Written task: In the data, extract each line that holds the string "usines".

Exercise inputs:
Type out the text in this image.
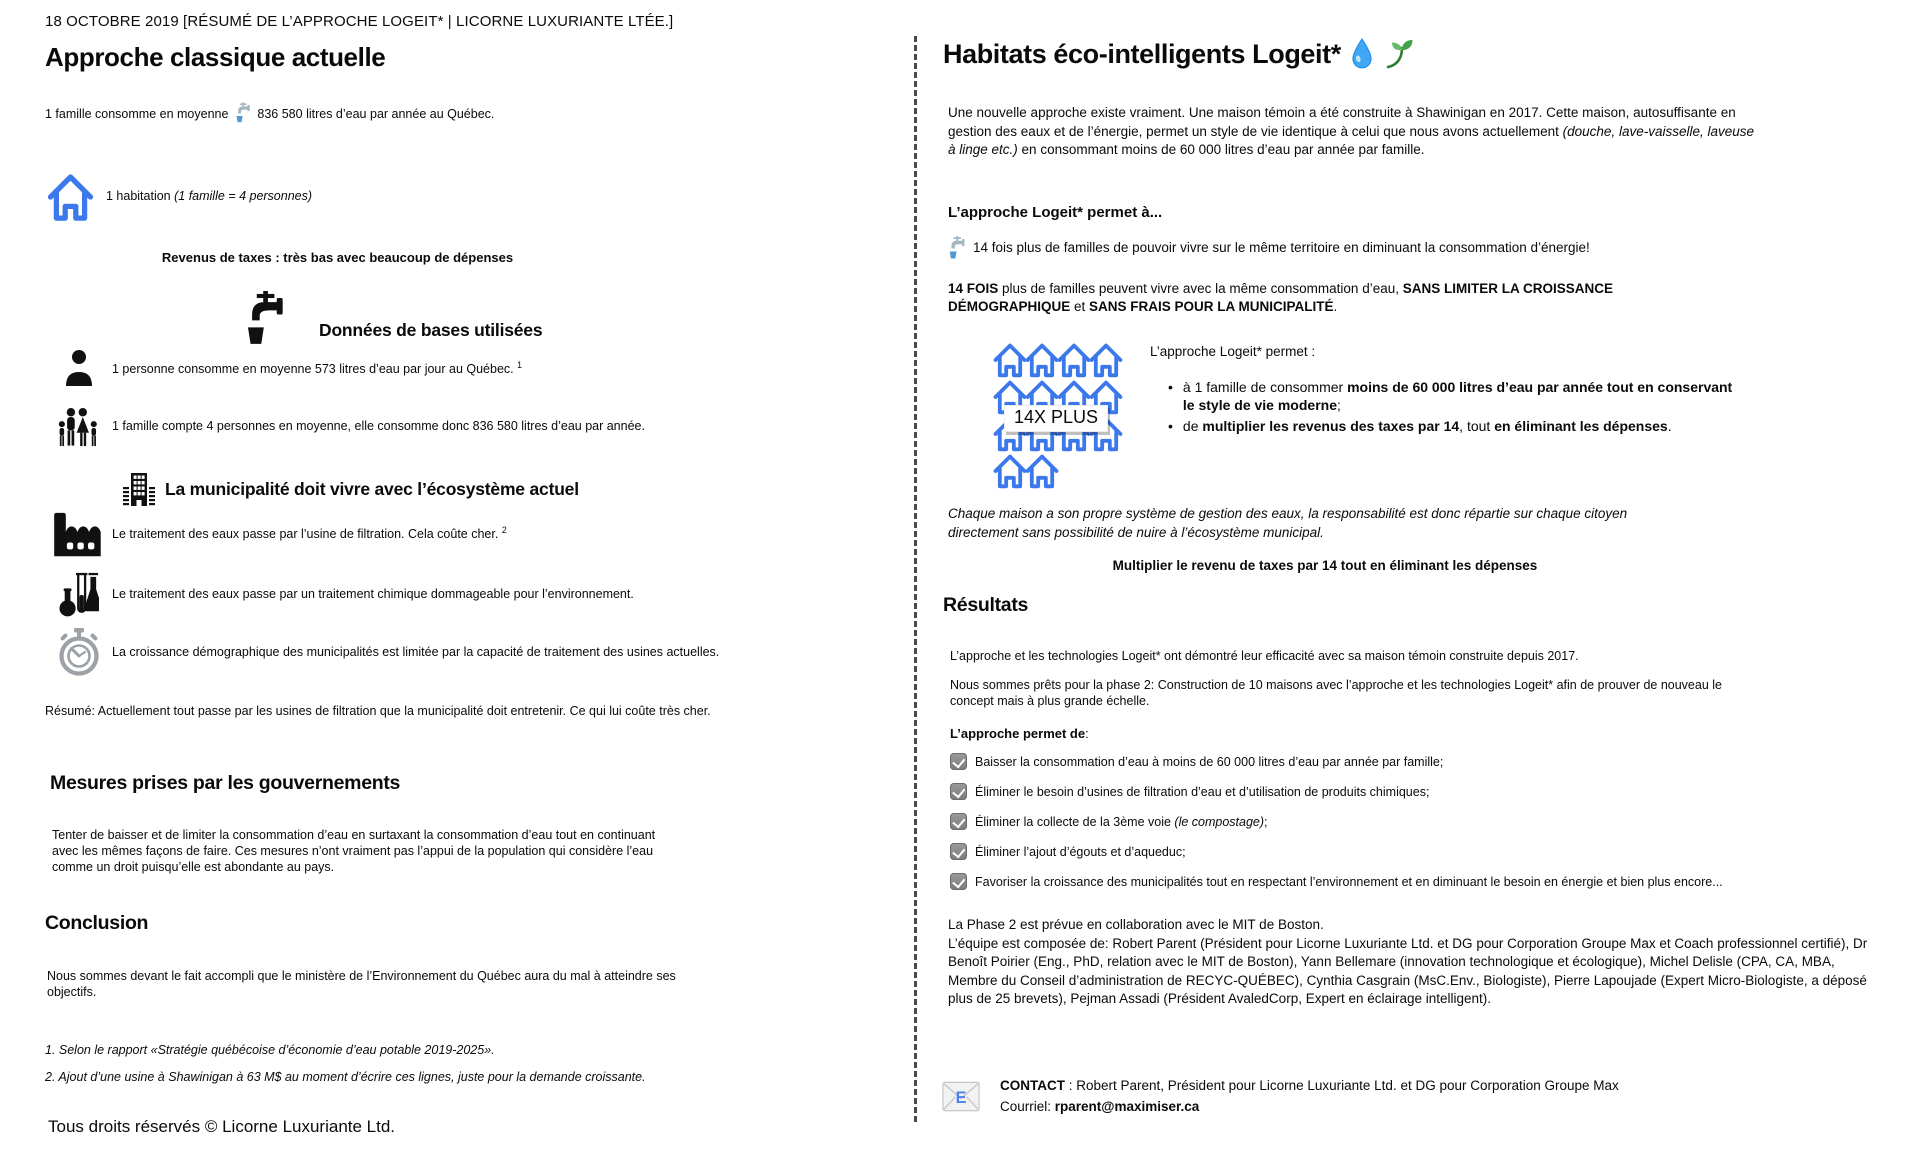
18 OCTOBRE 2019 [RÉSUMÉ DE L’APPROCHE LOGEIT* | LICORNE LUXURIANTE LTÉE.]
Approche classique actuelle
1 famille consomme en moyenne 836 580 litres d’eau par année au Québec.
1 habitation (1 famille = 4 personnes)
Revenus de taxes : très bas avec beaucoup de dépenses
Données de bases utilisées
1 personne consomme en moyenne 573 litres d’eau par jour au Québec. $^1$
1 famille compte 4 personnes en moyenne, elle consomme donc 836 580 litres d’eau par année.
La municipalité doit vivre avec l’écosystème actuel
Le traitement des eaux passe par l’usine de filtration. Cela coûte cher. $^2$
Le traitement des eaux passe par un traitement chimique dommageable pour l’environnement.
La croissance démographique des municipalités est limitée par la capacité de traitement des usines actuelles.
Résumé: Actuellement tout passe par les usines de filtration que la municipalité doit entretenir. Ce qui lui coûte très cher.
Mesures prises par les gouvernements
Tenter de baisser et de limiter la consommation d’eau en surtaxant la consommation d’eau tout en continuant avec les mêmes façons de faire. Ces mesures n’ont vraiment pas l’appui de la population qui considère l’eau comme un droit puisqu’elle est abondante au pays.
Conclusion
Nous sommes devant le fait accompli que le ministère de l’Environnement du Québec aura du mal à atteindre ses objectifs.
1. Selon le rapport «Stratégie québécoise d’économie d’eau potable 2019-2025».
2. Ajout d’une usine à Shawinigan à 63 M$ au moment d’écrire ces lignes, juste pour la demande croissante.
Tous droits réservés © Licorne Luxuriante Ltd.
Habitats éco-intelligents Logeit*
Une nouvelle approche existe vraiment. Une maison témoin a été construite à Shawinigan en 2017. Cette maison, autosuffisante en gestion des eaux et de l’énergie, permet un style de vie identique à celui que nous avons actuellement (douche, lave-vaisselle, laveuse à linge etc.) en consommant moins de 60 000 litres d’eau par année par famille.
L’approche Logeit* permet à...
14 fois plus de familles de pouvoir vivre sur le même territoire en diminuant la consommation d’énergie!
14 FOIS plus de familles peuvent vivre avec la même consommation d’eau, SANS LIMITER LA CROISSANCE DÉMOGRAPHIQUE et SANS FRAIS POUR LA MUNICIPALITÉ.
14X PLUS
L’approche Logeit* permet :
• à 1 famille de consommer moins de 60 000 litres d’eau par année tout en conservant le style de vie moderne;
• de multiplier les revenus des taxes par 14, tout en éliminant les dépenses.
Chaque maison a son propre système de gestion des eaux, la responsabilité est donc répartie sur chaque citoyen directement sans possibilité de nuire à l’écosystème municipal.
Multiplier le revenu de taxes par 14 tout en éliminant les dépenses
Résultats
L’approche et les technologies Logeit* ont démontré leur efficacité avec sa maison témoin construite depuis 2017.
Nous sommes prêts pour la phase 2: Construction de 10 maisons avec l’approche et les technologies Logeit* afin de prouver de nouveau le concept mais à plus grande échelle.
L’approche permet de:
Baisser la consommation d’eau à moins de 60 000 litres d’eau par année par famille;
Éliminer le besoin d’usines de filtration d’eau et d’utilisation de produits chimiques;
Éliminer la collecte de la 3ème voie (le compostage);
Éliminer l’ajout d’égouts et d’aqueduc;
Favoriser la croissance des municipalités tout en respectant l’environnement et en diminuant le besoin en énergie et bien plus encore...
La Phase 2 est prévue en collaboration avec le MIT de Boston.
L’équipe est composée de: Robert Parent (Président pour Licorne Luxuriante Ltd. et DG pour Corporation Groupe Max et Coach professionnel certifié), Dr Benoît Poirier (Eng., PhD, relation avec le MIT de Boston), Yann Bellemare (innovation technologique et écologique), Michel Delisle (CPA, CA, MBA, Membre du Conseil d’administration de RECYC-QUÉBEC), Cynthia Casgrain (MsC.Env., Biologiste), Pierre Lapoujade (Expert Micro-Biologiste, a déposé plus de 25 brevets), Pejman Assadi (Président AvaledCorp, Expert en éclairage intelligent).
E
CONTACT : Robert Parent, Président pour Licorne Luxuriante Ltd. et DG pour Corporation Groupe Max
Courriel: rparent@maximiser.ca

* * *

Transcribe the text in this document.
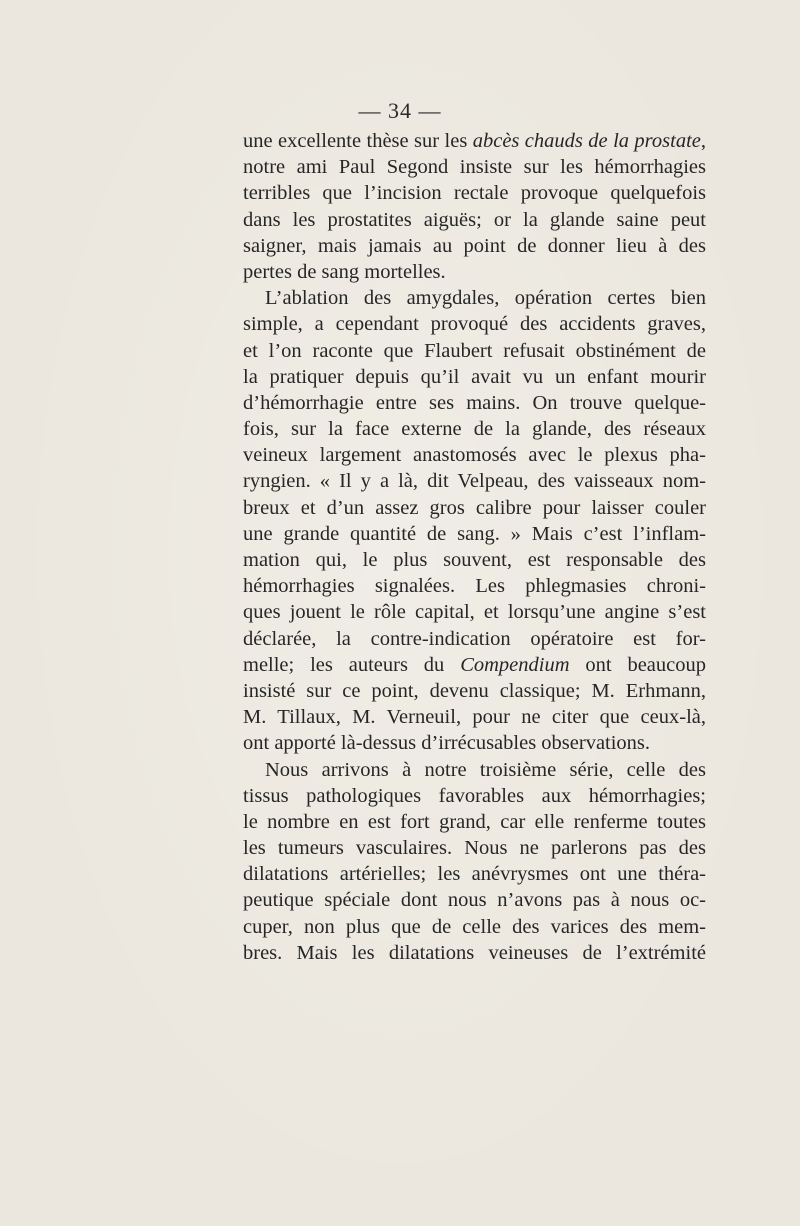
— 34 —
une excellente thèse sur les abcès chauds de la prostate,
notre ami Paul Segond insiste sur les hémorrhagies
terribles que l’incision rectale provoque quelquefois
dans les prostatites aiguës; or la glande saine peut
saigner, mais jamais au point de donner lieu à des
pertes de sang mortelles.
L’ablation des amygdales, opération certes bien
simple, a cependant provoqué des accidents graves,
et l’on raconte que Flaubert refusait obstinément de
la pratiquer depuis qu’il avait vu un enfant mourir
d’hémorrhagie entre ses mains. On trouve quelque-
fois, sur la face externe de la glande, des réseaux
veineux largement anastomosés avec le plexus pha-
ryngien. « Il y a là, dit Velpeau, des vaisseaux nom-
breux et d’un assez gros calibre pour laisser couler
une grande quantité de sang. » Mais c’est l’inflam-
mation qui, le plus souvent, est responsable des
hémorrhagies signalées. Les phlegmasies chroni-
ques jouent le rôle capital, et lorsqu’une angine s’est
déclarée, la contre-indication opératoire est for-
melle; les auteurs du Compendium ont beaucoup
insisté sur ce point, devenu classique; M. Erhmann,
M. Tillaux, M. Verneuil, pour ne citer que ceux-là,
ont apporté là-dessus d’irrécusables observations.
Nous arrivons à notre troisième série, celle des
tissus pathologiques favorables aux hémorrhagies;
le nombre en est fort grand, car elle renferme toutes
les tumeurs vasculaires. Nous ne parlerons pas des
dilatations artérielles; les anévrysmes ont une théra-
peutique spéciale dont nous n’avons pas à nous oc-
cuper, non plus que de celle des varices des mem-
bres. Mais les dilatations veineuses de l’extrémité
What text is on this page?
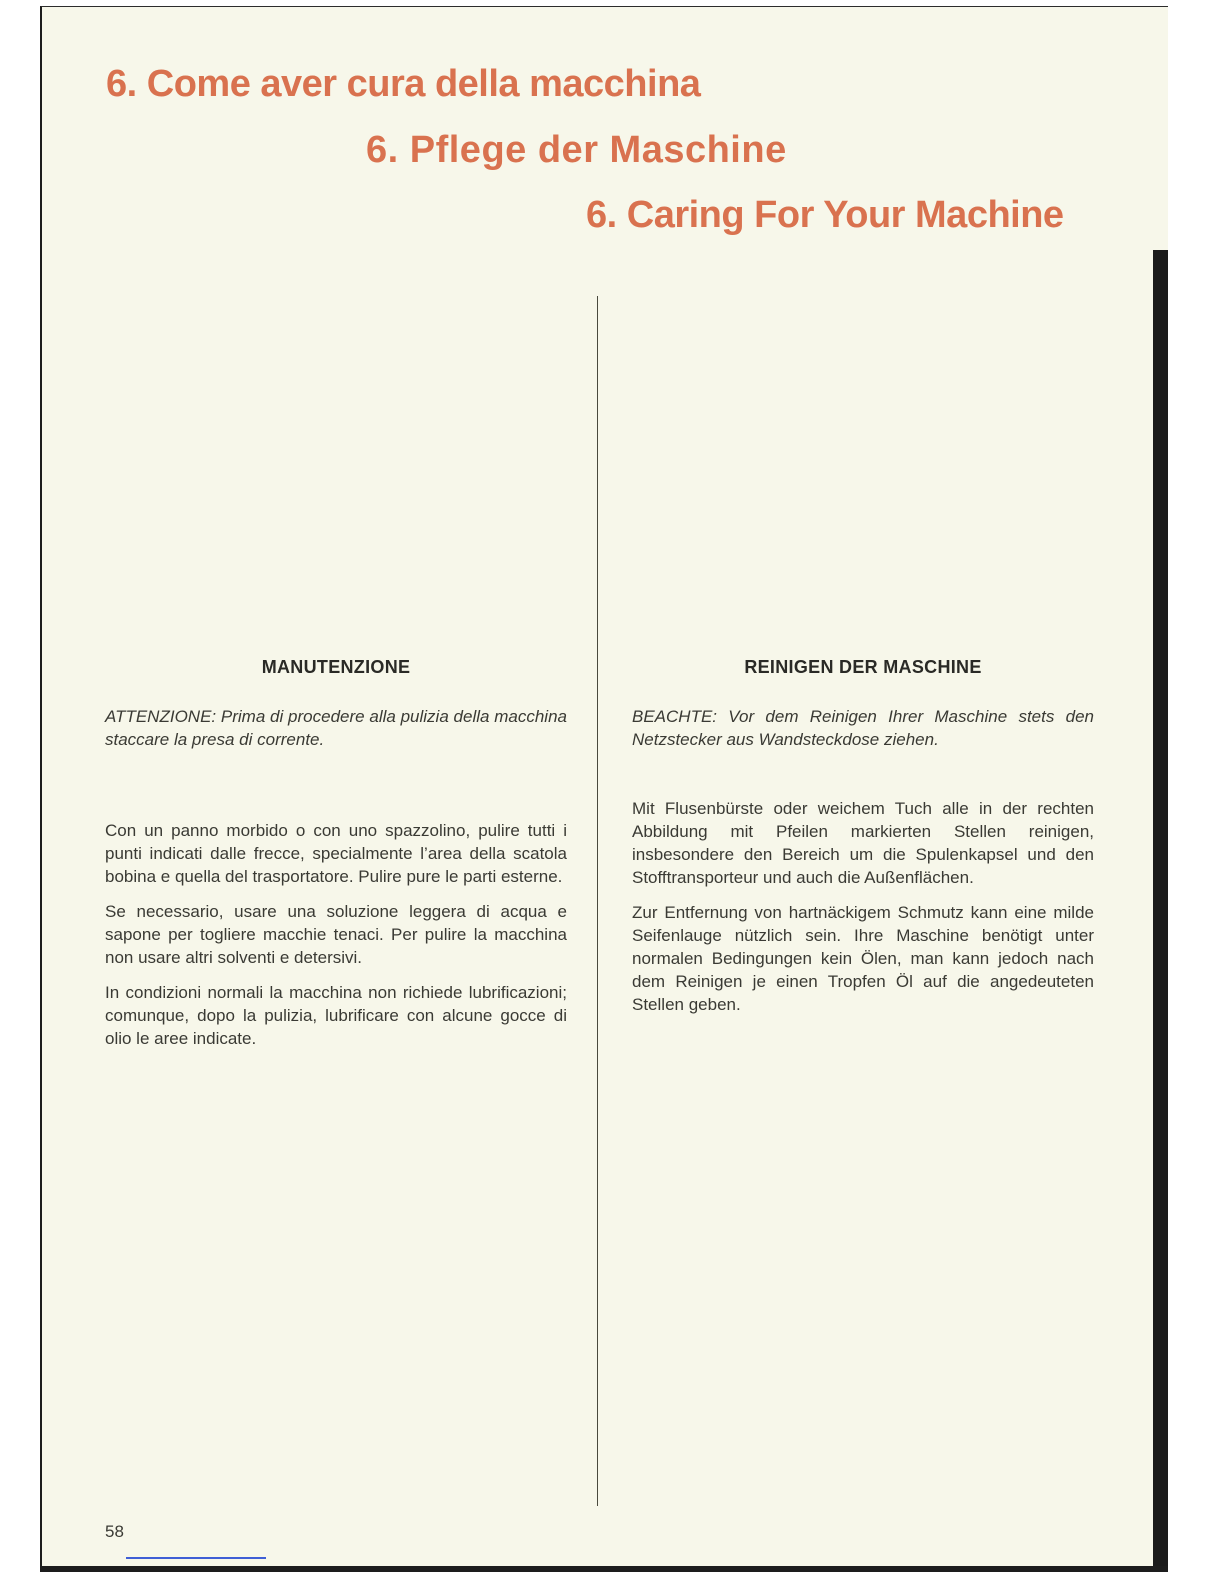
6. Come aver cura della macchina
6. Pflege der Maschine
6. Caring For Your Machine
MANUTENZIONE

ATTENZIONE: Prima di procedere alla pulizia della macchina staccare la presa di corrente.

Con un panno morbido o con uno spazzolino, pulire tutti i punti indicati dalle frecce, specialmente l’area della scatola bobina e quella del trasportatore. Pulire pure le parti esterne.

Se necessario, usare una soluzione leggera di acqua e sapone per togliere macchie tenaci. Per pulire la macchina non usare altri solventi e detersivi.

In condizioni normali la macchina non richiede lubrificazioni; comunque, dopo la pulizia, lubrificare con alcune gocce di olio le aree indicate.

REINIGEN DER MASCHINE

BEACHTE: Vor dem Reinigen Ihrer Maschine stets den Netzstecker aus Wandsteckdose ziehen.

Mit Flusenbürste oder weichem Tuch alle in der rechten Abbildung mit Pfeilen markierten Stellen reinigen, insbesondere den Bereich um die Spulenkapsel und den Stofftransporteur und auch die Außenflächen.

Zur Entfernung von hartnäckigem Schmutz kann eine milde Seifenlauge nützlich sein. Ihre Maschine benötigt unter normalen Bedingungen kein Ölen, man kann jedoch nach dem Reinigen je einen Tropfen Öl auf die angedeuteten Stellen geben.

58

Answer to this task:
La croissance démographique des municipalités est limitée par la capacité de traitement des usines actuelles.
Résumé: Actuellement tout passe par les usines de filtration que la municipalité doit entretenir. Ce qui lui coûte très cher.
Éliminer le besoin d’usines de filtration d’eau et d’utilisation de produits chimiques;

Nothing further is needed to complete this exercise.